• **Written instruction**:
Extract the full set of records, then give each one again exactly.

• **Entries shown**:

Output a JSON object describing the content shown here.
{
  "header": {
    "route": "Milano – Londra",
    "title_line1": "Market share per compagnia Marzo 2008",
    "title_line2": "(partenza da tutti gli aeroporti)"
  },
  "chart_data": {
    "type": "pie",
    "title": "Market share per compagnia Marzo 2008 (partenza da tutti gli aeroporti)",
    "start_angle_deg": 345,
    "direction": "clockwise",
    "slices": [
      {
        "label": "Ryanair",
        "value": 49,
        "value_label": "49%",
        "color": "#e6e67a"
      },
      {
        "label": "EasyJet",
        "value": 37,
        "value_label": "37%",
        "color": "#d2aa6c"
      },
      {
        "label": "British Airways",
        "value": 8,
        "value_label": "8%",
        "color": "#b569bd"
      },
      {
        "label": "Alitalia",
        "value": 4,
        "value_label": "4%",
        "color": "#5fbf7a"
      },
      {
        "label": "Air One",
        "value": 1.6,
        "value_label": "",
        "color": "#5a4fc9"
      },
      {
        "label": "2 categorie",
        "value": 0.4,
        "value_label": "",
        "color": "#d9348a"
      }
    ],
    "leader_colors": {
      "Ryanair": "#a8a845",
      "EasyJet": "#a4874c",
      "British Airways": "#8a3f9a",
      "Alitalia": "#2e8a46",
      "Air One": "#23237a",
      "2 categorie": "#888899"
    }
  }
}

• **Result of this exercise**:
Output a JSON object describing the content shown here.
{
  "header": {
    "route": "Milano – Londra",
    "title_line1": "Market share per compagnia Marzo 2008",
    "title_line2": "(partenza da tutti gli aeroporti)"
  },
  "chart_data": {
    "type": "pie",
    "title": "Market share per compagnia Marzo 2008 (partenza da tutti gli aeroporti)",
    "start_angle_deg": 345,
    "direction": "clockwise",
    "slices": [
      {
        "label": "Ryanair",
        "value": 49,
        "value_label": "49%",
        "color": "#e6e67a"
      },
      {
        "label": "EasyJet",
        "value": 37,
        "value_label": "37%",
        "color": "#d2aa6c"
      },
      {
        "label": "British Airways",
        "value": 8,
        "value_label": "8%",
        "color": "#b569bd"
      },
      {
        "label": "Alitalia",
        "value": 4,
        "value_label": "4%",
        "color": "#5fbf7a"
      },
      {
        "label": "Air One",
        "value": 1.6,
        "value_label": "",
        "color": "#5a4fc9"
      },
      {
        "label": "2 categorie",
        "value": 0.4,
        "value_label": "",
        "color": "#d9348a"
      }
    ],
    "leader_colors": {
      "Ryanair": "#a8a845",
      "EasyJet": "#a4874c",
      "British Airways": "#8a3f9a",
      "Alitalia": "#2e8a46",
      "Air One": "#23237a",
      "2 categorie": "#888899"
    }
  }
}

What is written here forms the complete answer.